Task prompt
Down to the last character, transcribe every record.

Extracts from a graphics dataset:
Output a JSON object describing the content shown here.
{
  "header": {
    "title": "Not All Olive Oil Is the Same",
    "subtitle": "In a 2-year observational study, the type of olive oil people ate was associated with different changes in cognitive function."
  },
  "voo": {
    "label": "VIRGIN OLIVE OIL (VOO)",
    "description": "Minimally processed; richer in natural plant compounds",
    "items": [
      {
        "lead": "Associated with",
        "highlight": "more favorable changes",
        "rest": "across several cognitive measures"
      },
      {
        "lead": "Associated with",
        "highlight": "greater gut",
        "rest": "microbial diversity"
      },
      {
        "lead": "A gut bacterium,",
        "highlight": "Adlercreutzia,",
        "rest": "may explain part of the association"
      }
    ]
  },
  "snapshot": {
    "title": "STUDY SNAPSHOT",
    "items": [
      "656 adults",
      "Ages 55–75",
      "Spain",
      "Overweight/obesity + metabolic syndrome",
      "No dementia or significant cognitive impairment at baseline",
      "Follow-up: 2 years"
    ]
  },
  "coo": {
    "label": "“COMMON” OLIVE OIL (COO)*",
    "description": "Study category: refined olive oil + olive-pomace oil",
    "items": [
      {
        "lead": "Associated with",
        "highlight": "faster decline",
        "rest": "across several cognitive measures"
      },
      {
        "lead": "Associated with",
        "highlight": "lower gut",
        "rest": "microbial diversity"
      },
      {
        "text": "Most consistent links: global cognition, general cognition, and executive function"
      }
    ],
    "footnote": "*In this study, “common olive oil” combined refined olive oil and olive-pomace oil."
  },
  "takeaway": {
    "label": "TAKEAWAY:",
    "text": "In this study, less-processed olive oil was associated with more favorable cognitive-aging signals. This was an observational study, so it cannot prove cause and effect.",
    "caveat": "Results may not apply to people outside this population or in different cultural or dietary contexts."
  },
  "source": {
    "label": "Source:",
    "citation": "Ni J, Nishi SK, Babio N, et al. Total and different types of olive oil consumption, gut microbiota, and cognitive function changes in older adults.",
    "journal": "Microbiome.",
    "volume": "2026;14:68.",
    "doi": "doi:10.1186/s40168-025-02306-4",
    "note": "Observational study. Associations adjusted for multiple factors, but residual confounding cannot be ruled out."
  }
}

Exercise solution
Output a JSON object describing the content shown here.
{
  "header": {
    "title": "Not All Olive Oil Is the Same",
    "subtitle": "In a 2-year observational study, the type of olive oil people ate was associated with different changes in cognitive function."
  },
  "voo": {
    "label": "VIRGIN OLIVE OIL (VOO)",
    "description": "Minimally processed; richer in natural plant compounds",
    "items": [
      {
        "lead": "Associated with",
        "highlight": "more favorable changes",
        "rest": "across several cognitive measures"
      },
      {
        "lead": "Associated with",
        "highlight": "greater gut",
        "rest": "microbial diversity"
      },
      {
        "lead": "A gut bacterium,",
        "highlight": "Adlercreutzia,",
        "rest": "may explain part of the association"
      }
    ]
  },
  "snapshot": {
    "title": "STUDY SNAPSHOT",
    "items": [
      "656 adults",
      "Ages 55–75",
      "Spain",
      "Overweight/obesity + metabolic syndrome",
      "No dementia or significant cognitive impairment at baseline",
      "Follow-up: 2 years"
    ]
  },
  "coo": {
    "label": "“COMMON” OLIVE OIL (COO)*",
    "description": "Study category: refined olive oil + olive-pomace oil",
    "items": [
      {
        "lead": "Associated with",
        "highlight": "faster decline",
        "rest": "across several cognitive measures"
      },
      {
        "lead": "Associated with",
        "highlight": "lower gut",
        "rest": "microbial diversity"
      },
      {
        "text": "Most consistent links: global cognition, general cognition, and executive function"
      }
    ],
    "footnote": "*In this study, “common olive oil” combined refined olive oil and olive-pomace oil."
  },
  "takeaway": {
    "label": "TAKEAWAY:",
    "text": "In this study, less-processed olive oil was associated with more favorable cognitive-aging signals. This was an observational study, so it cannot prove cause and effect.",
    "caveat": "Results may not apply to people outside this population or in different cultural or dietary contexts."
  },
  "source": {
    "label": "Source:",
    "citation": "Ni J, Nishi SK, Babio N, et al. Total and different types of olive oil consumption, gut microbiota, and cognitive function changes in older adults.",
    "journal": "Microbiome.",
    "volume": "2026;14:68.",
    "doi": "doi:10.1186/s40168-025-02306-4",
    "note": "Observational study. Associations adjusted for multiple factors, but residual confounding cannot be ruled out."
  }
}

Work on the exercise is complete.